* _Stated problem_: Please print every record below exactly as it appears.

[START OF Exercise input]

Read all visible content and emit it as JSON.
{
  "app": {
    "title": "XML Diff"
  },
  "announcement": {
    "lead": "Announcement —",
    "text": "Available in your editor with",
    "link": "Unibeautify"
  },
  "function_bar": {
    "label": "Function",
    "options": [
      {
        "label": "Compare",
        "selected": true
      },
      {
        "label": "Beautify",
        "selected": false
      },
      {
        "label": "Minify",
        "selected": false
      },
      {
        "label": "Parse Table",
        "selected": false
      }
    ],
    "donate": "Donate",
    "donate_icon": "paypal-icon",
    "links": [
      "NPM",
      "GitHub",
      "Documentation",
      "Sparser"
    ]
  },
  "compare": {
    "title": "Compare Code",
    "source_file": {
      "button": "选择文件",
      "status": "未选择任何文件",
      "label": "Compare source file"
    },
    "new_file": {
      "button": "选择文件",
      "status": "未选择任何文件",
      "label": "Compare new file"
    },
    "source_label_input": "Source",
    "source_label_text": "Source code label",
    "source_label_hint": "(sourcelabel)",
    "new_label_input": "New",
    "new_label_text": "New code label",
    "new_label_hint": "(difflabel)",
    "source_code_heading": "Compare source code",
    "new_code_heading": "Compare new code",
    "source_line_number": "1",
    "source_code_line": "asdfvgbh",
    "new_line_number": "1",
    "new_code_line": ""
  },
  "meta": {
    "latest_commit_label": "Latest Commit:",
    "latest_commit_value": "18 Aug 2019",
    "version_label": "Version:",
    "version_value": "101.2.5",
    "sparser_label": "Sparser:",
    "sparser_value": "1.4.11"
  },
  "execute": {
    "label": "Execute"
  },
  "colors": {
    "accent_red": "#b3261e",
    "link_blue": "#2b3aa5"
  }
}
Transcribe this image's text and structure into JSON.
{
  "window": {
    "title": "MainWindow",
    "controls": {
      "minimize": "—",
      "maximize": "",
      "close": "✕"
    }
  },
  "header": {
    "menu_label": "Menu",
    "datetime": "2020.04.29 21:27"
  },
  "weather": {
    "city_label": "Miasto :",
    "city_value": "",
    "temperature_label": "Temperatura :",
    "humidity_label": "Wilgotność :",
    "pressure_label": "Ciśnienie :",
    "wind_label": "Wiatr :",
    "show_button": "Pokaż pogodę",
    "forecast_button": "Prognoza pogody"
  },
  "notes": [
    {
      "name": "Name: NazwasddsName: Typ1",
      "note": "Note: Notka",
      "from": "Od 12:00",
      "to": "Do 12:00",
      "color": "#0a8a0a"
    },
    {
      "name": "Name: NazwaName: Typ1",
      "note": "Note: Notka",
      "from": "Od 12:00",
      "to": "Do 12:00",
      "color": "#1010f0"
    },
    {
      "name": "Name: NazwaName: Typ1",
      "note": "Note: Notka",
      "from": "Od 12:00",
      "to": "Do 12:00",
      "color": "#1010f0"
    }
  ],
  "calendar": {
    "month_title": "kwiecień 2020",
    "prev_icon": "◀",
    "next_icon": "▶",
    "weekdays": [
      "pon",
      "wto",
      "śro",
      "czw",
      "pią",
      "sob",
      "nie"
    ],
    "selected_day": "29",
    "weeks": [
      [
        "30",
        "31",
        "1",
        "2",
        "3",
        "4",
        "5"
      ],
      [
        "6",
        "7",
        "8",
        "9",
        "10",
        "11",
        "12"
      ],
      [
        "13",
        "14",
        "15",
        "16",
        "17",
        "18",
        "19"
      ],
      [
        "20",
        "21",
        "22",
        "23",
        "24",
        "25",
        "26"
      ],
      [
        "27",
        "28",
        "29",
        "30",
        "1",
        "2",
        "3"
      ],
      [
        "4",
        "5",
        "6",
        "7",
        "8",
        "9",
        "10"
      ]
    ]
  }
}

[END OF Exercise input]

* _Full response_:
Read all visible content and emit it as JSON.
{
  "app": {
    "title": "XML Diff"
  },
  "announcement": {
    "lead": "Announcement —",
    "text": "Available in your editor with",
    "link": "Unibeautify"
  },
  "function_bar": {
    "label": "Function",
    "options": [
      {
        "label": "Compare",
        "selected": true
      },
      {
        "label": "Beautify",
        "selected": false
      },
      {
        "label": "Minify",
        "selected": false
      },
      {
        "label": "Parse Table",
        "selected": false
      }
    ],
    "donate": "Donate",
    "donate_icon": "paypal-icon",
    "links": [
      "NPM",
      "GitHub",
      "Documentation",
      "Sparser"
    ]
  },
  "compare": {
    "title": "Compare Code",
    "source_file": {
      "button": "选择文件",
      "status": "未选择任何文件",
      "label": "Compare source file"
    },
    "new_file": {
      "button": "选择文件",
      "status": "未选择任何文件",
      "label": "Compare new file"
    },
    "source_label_input": "Source",
    "source_label_text": "Source code label",
    "source_label_hint": "(sourcelabel)",
    "new_label_input": "New",
    "new_label_text": "New code label",
    "new_label_hint": "(difflabel)",
    "source_code_heading": "Compare source code",
    "new_code_heading": "Compare new code",
    "source_line_number": "1",
    "source_code_line": "asdfvgbh",
    "new_line_number": "1",
    "new_code_line": ""
  },
  "meta": {
    "latest_commit_label": "Latest Commit:",
    "latest_commit_value": "18 Aug 2019",
    "version_label": "Version:",
    "version_value": "101.2.5",
    "sparser_label": "Sparser:",
    "sparser_value": "1.4.11"
  },
  "execute": {
    "label": "Execute"
  },
  "colors": {
    "accent_red": "#b3261e",
    "link_blue": "#2b3aa5"
  }
}
Transcribe this image's text and structure into JSON.
{
  "window": {
    "title": "MainWindow",
    "controls": {
      "minimize": "—",
      "maximize": "",
      "close": "✕"
    }
  },
  "header": {
    "menu_label": "Menu",
    "datetime": "2020.04.29 21:27"
  },
  "weather": {
    "city_label": "Miasto :",
    "city_value": "",
    "temperature_label": "Temperatura :",
    "humidity_label": "Wilgotność :",
    "pressure_label": "Ciśnienie :",
    "wind_label": "Wiatr :",
    "show_button": "Pokaż pogodę",
    "forecast_button": "Prognoza pogody"
  },
  "notes": [
    {
      "name": "Name: NazwasddsName: Typ1",
      "note": "Note: Notka",
      "from": "Od 12:00",
      "to": "Do 12:00",
      "color": "#0a8a0a"
    },
    {
      "name": "Name: NazwaName: Typ1",
      "note": "Note: Notka",
      "from": "Od 12:00",
      "to": "Do 12:00",
      "color": "#1010f0"
    },
    {
      "name": "Name: NazwaName: Typ1",
      "note": "Note: Notka",
      "from": "Od 12:00",
      "to": "Do 12:00",
      "color": "#1010f0"
    }
  ],
  "calendar": {
    "month_title": "kwiecień 2020",
    "prev_icon": "◀",
    "next_icon": "▶",
    "weekdays": [
      "pon",
      "wto",
      "śro",
      "czw",
      "pią",
      "sob",
      "nie"
    ],
    "selected_day": "29",
    "weeks": [
      [
        "30",
        "31",
        "1",
        "2",
        "3",
        "4",
        "5"
      ],
      [
        "6",
        "7",
        "8",
        "9",
        "10",
        "11",
        "12"
      ],
      [
        "13",
        "14",
        "15",
        "16",
        "17",
        "18",
        "19"
      ],
      [
        "20",
        "21",
        "22",
        "23",
        "24",
        "25",
        "26"
      ],
      [
        "27",
        "28",
        "29",
        "30",
        "1",
        "2",
        "3"
      ],
      [
        "4",
        "5",
        "6",
        "7",
        "8",
        "9",
        "10"
      ]
    ]
  }
}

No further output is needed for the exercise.